**INSTRUCTIONS:**
1. Please update part of the passage on the single authentication key policy, replacing "portal" with "gateway". Begin at the words "Question D3 statistical" and stop after "quantity of keys.".
2. Write what comes next in the passage on the single authentication key policy, picking up after its final sentence.

**EXCERPT PROVIDED:**
⁂
Question D3 statistical graph for both outpatient and inpatient information systems in 2007.
Such a problem, that is, whether the information portal with a single authentication key solution is secure and appropriate, is widely discussed by the researched enterprise's colleagues. If the portal login process uses only one interior key for identification, the process may lose its security strength and cause users to suspect that the interconnected system protection is weaker than one or more keys. However, it is a trade-off and there is no optimal answer for the quantity of keys.
To strongly execute the single authentication policy, our superintendent required our information office to integrate the personal salary account query functionality inside the portal environment and attempted to change the computer utilization behaviors of careless and disobedient users in August 2007. Such guidelines were gladly received by our information office and some users will complain to the related execution department. However, most of the colleagues will gradually adapt to the policy, if they want to use the computer technologies that allow them to give correct responses without delay. In summary, the evidence indirectly shows that the clinical users accepted our administrative security policy.
⁂
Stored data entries

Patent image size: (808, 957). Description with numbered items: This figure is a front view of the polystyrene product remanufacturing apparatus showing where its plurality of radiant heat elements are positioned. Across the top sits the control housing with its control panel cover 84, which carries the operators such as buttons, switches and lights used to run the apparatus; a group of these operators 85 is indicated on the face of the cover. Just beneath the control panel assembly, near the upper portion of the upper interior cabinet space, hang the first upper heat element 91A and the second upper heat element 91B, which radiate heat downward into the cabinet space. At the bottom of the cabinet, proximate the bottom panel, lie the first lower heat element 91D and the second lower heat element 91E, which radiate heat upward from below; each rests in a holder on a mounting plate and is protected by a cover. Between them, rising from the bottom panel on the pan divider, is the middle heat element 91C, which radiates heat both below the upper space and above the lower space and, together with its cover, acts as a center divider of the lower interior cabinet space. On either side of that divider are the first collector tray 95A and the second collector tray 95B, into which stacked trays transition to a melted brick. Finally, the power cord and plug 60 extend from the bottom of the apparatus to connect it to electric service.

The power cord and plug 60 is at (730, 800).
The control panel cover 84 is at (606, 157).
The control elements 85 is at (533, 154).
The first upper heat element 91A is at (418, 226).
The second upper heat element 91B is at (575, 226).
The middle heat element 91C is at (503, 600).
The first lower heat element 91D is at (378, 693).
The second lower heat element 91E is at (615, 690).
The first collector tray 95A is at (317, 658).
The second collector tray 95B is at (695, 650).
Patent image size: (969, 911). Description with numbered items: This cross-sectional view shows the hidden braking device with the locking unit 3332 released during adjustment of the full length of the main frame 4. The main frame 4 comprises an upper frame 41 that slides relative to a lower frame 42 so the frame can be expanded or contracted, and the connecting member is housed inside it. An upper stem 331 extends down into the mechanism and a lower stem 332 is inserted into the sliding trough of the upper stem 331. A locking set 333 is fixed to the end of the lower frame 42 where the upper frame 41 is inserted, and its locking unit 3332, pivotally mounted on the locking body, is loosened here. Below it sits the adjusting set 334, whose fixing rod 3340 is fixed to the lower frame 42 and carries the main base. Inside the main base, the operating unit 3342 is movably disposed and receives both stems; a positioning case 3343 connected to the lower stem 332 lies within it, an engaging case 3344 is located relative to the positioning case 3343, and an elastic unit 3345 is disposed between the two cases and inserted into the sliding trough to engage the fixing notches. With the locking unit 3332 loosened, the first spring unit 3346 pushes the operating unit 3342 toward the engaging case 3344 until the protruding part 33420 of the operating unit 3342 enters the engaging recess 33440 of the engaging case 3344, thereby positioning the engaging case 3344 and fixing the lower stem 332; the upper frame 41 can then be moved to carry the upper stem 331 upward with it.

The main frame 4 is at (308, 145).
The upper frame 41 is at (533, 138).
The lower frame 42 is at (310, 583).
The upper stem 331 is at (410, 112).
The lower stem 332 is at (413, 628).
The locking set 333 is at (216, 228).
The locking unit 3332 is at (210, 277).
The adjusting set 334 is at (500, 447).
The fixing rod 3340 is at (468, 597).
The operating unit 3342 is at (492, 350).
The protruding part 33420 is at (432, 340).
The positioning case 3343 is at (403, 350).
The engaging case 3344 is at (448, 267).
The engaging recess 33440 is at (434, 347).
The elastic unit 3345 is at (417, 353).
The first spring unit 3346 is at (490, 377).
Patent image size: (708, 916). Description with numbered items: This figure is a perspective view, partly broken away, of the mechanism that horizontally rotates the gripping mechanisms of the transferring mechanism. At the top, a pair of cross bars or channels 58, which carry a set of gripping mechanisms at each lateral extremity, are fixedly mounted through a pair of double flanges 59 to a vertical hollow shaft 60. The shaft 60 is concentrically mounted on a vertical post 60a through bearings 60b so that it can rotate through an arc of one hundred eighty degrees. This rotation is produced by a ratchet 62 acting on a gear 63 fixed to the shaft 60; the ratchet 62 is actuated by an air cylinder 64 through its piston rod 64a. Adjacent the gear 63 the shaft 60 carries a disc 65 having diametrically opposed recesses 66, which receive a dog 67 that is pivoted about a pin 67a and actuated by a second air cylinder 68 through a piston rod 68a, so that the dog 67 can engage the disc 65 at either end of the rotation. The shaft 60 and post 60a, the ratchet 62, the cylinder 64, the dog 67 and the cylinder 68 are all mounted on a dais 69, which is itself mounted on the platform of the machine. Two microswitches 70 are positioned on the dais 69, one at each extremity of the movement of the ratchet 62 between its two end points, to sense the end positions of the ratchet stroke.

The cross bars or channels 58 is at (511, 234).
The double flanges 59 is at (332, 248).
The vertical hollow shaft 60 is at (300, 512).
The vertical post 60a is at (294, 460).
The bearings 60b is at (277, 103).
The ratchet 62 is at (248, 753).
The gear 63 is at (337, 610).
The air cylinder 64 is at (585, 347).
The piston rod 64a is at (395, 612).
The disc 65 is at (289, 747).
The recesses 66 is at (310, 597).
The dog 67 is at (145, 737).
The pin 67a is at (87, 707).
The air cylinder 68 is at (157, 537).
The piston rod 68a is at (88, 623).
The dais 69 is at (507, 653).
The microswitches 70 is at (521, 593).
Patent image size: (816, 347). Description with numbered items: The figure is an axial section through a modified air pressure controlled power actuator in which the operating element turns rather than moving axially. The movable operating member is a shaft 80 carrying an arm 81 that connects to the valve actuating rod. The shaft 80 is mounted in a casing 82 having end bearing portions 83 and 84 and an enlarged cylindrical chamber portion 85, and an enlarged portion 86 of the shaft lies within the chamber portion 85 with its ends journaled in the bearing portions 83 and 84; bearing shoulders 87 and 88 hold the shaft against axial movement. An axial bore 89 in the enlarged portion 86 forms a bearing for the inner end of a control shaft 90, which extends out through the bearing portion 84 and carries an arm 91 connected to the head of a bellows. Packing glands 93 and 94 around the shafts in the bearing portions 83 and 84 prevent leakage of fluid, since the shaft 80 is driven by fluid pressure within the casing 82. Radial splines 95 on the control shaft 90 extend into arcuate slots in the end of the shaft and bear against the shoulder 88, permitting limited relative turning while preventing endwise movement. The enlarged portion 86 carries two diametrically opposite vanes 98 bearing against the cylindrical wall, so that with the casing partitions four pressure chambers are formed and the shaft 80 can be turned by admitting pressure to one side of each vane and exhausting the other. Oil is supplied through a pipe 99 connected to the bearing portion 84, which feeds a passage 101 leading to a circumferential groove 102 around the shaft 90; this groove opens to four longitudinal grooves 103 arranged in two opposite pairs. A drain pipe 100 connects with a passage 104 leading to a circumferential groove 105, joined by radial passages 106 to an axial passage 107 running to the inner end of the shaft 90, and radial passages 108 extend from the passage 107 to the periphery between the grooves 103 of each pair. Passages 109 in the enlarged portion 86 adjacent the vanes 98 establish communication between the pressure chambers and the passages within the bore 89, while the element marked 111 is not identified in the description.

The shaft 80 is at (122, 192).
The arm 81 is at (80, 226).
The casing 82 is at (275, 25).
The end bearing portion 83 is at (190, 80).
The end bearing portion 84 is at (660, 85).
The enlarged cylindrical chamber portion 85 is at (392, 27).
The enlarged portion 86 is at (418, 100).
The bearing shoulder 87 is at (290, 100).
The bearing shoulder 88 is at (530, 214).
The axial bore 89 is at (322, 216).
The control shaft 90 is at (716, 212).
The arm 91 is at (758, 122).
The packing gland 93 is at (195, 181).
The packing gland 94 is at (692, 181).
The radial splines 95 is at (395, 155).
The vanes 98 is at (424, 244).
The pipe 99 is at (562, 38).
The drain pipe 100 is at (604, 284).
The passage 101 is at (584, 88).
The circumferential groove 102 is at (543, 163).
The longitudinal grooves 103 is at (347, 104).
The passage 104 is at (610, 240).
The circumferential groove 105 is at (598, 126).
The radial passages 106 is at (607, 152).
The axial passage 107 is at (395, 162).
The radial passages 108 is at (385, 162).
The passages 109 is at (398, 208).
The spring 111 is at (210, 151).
⁂
**ACTIVITY ANSWERS:**
1.
Question D3 statistical graph for both outpatient and inpatient information systems in 2007.
Such a problem, that is, whether the information gateway with a single authentication key solution is secure and appropriate, is widely discussed by the researched enterprise's colleagues. If the gateway login process uses only one interior key for identification, the process may lose its security strength and cause users to suspect that the interconnected system protection is weaker than one or more keys. However, it is a trade-off and there is no optimal answer for the quantity of keys.

2.
The Next Steps
Imperceptibly, our healthcare enterprise will gradually adopt EHR and the information technology adoption will be highly involved. As such, we planned the related regulation modification schedule, which is based on the EHR production dates. For example, the mobile care unit solution will be on production at our inpatient nurse units in June 2008 and our IMC refined some regulations, such as NS.1 (network utilization management points), NS.3 (virtual private network management points), and SS.4 (health information system user privilege management regulation), to prepare for such process adoption and its related impacts.
Further, evidence from question F4 (I feel our new information system promotes our EHR adoption level) in Figure 6 shows that ∼40% of OIS and IIS users in our healthcare enterprise have strong confidence in achieving the EHR process. This evidence proves that the regulation's execution along with the new information system implementation is effective.
Fig. 6.
Question F4 statistical graph for both outpatient and inpatient information systems in 2007.
Conclusion
Our research proposed a generic preconsideration and postconsideration hybrid model, the AERA, for health information security management to reach the target of a mission-critical EHR process. The survey outcomes and evidential experiences from medical center users proved that our proposed architecture assists healthcare enterprises in satisfying the national e-Taiwan policy and in gaining ISMS accreditation, as well as encouraging the information office and enterprise administrators be prepared for the future electronically equipped hospital. Even though our original goal was to achieve smooth information security management within a tight security environment, the additional outcomes from our model were beyond prediction. We believe that the AERA's experiences can assist more enterprises to customize and refine their present bylaws directly, continuously, and recursively.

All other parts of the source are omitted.